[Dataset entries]
<<<<
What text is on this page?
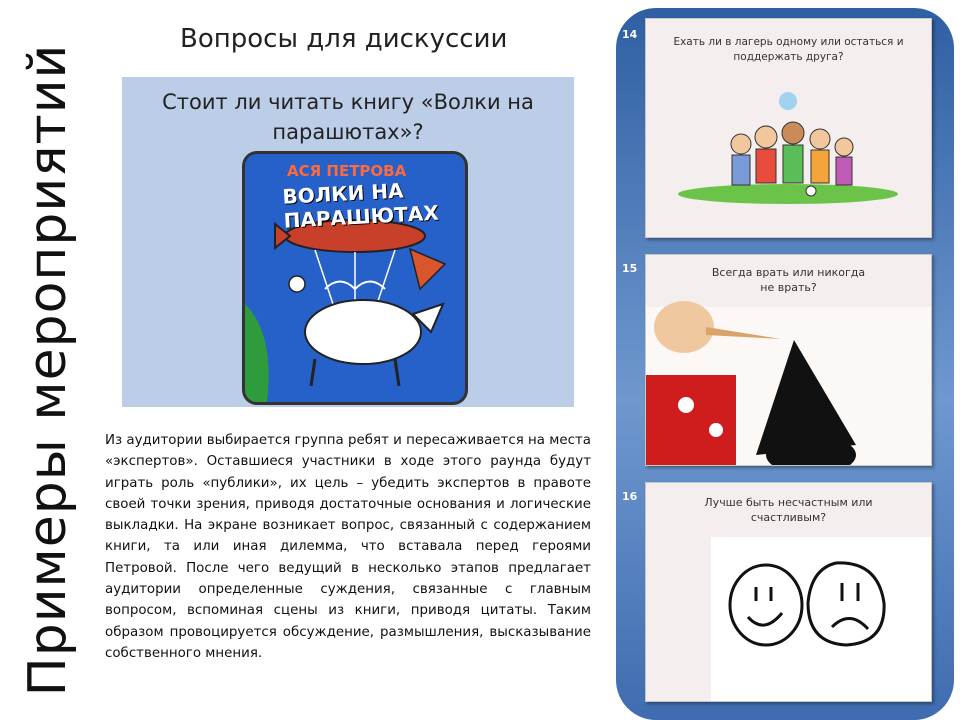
Примеры мероприятий
Вопросы для дискуссии
Стоит ли читать книгу «Волки на
парашютах»?
АСЯ ПЕТРОВА
ВОЛКИ НА ПАРАШЮТАХ
Из аудитории выбирается группа ребят и пересаживается на места «экспертов». Оставшиеся участники в ходе этого раунда будут играть роль «публики», их цель – убедить экспертов в правоте своей точки зрения, приводя достаточные основания и логические выкладки. На экране возникает вопрос, связанный с содержанием книги, та или иная дилемма, что вставала перед героями Петровой. После чего ведущий в несколько этапов предлагает аудитории определенные суждения, связанные с главным вопросом, вспоминая сцены из книги, приводя цитаты. Таким образом провоцируется обсуждение, размышления, высказывание собственного мнения.
14
Ехать ли в лагерь одному или остаться и
поддержать друга?
15	Всегда врать или никогда
не врать?
16	Лучше быть несчастным или
счастливым?
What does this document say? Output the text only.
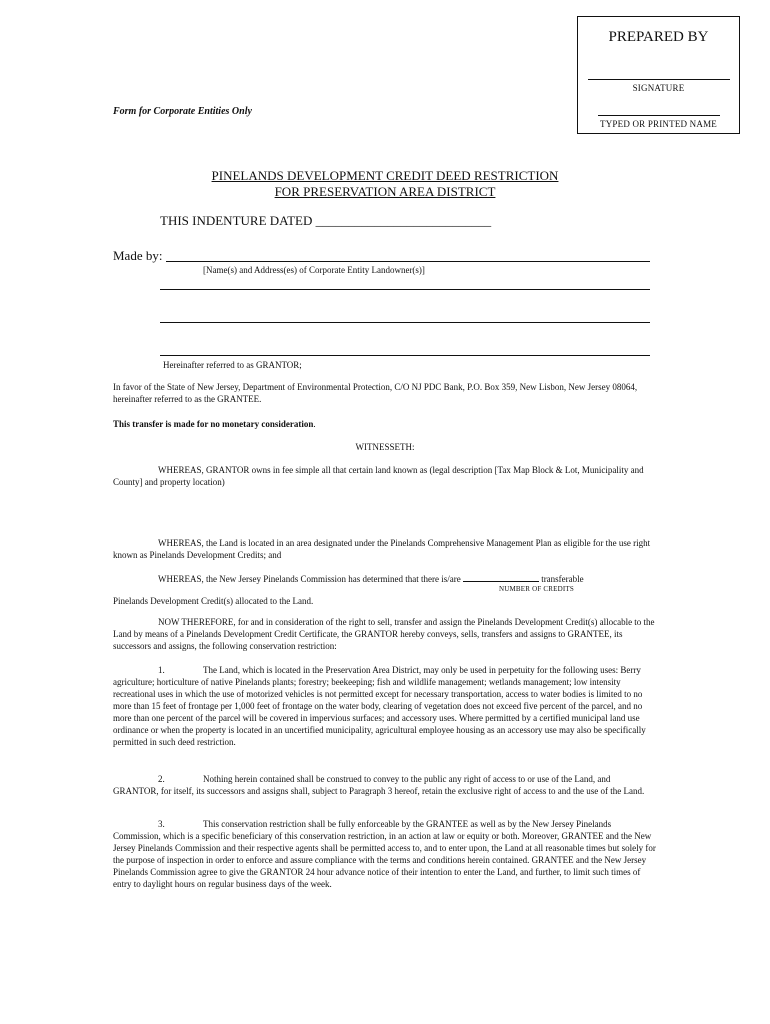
PREPARED BY
SIGNATURE
TYPED OR PRINTED NAME
Form for Corporate Entities Only
PINELANDS DEVELOPMENT CREDIT DEED RESTRICTION
FOR PRESERVATION AREA DISTRICT
THIS INDENTURE DATED ___________________________
Made by:
[Name(s) and Address(es) of Corporate Entity Landowner(s)]
Hereinafter referred to as GRANTOR;
In favor of the State of New Jersey, Department of Environmental Protection, C/O NJ PDC Bank, P.O. Box 359, New Lisbon, New Jersey 08064, hereinafter referred to as the GRANTEE.
This transfer is made for no monetary consideration.
WITNESSETH:
WHEREAS, GRANTOR owns in fee simple all that certain land known as (legal description [Tax Map Block & Lot, Municipality and County] and property location)
WHEREAS, the Land is located in an area designated under the Pinelands Comprehensive Management Plan as eligible for the use right known as Pinelands Development Credits; and
WHEREAS, the New Jersey Pinelands Commission has determined that there is/are	transferable
NUMBER OF CREDITS
Pinelands Development Credit(s) allocated to the Land.
NOW THEREFORE, for and in consideration of the right to sell, transfer and assign the Pinelands Development Credit(s) allocable to the Land by means of a Pinelands Development Credit Certificate, the GRANTOR hereby conveys, sells, transfers and assigns to GRANTEE, its successors and assigns, the following conservation restriction:
1.	The Land, which is located in the Preservation Area District, may only be used in perpetuity for the following uses: Berry agriculture; horticulture of native Pinelands plants; forestry; beekeeping; fish and wildlife management; wetlands management; low intensity recreational uses in which the use of motorized vehicles is not permitted except for necessary transportation, access to water bodies is limited to no more than 15 feet of frontage per 1,000 feet of frontage on the water body, clearing of vegetation does not exceed five percent of the parcel, and no more than one percent of the parcel will be covered in impervious surfaces; and accessory uses. Where permitted by a certified municipal land use ordinance or when the property is located in an uncertified municipality, agricultural employee housing as an accessory use may also be specifically permitted in such deed restriction.
2.	Nothing herein contained shall be construed to convey to the public any right of access to or use of the Land, and GRANTOR, for itself, its successors and assigns shall, subject to Paragraph 3 hereof, retain the exclusive right of access to and the use of the Land.
3.	This conservation restriction shall be fully enforceable by the GRANTEE as well as by the New Jersey Pinelands Commission, which is a specific beneficiary of this conservation restriction, in an action at law or equity or both. Moreover, GRANTEE and the New Jersey Pinelands Commission and their respective agents shall be permitted access to, and to enter upon, the Land at all reasonable times but solely for the purpose of inspection in order to enforce and assure compliance with the terms and conditions herein contained. GRANTEE and the New Jersey Pinelands Commission agree to give the GRANTOR 24 hour advance notice of their intention to enter the Land, and further, to limit such times of entry to daylight hours on regular business days of the week.
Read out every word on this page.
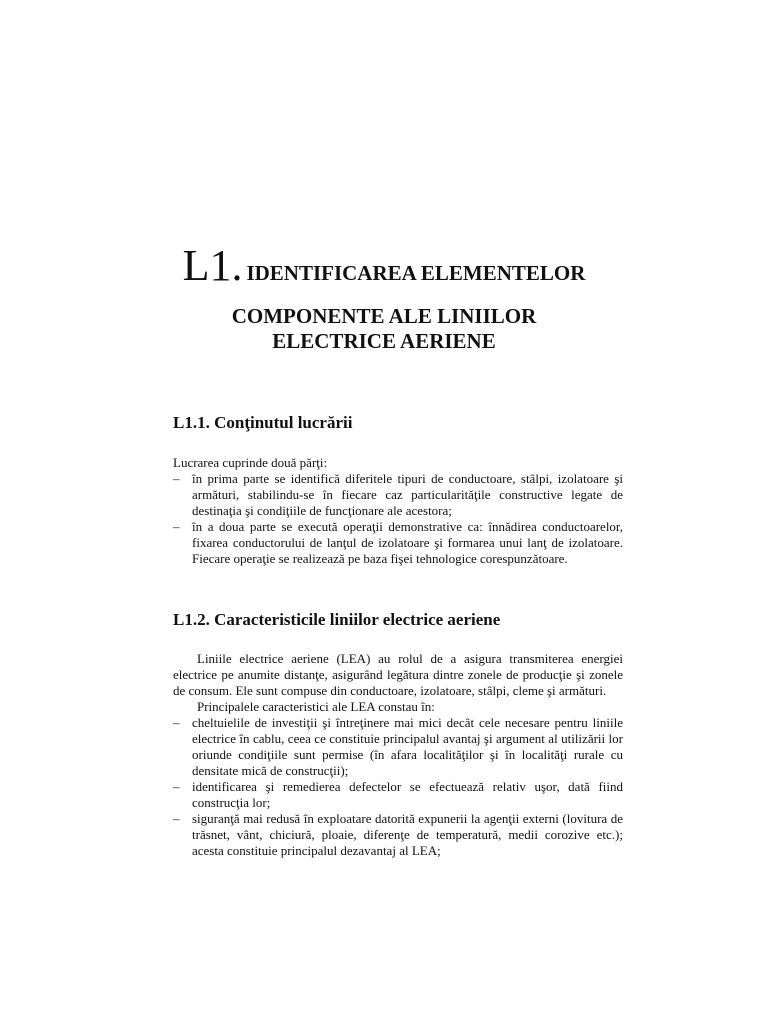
L1. IDENTIFICAREA ELEMENTELOR
COMPONENTE ALE LINIILOR
ELECTRICE AERIENE
L1.1. Conţinutul lucrării

Lucrarea cuprinde două părţi:

– în prima parte se identifică diferitele tipuri de conductoare, stâlpi, izolatoare şi armături, stabilindu-se în fiecare caz particularităţile constructive legate de destinaţia şi condiţiile de funcţionare ale acestora;
– în a doua parte se execută operaţii demonstrative ca: înnădirea conductoarelor, fixarea conductorului de lanţul de izolatoare şi formarea unui lanţ de izolatoare. Fiecare operaţie se realizează pe baza fişei tehnologice corespunzătoare.
L1.2. Caracteristicile liniilor electrice aeriene

Liniile electrice aeriene (LEA) au rolul de a asigura transmiterea energiei electrice pe anumite distanţe, asigurând legătura dintre zonele de producţie şi zonele de consum. Ele sunt compuse din conductoare, izolatoare, stâlpi, cleme şi armături.

Principalele caracteristici ale LEA constau în:

– cheltuielile de investiţii şi întreţinere mai mici decât cele necesare pentru liniile electrice în cablu, ceea ce constituie principalul avantaj şi argument al utilizării lor oriunde condiţiile sunt permise (în afara localităţilor şi în localităţi rurale cu densitate mică de construcţii);
– identificarea şi remedierea defectelor se efectuează relativ uşor, dată fiind construcţia lor;
– siguranţă mai redusă în exploatare datorită expunerii la agenţii externi (lovitura de trăsnet, vânt, chiciură, ploaie, diferenţe de temperatură, medii corozive etc.); acesta constituie principalul dezavantaj al LEA;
>>>>
REQUEST - Find the lines that include the string "principalul", then copy each of them.

REPLY -
– cheltuielile de investiţii şi întreţinere mai mici decât cele necesare pentru liniile electrice în cablu, ceea ce constituie principalul avantaj şi argument al utilizării lor oriunde condiţiile sunt permise (în afara localităţilor şi în localităţi rurale cu densitate mică de construcţii);
– siguranţă mai redusă în exploatare datorită expunerii la agenţii externi (lovitura de trăsnet, vânt, chiciură, ploaie, diferenţe de temperatură, medii corozive etc.); acesta constituie principalul dezavantaj al LEA;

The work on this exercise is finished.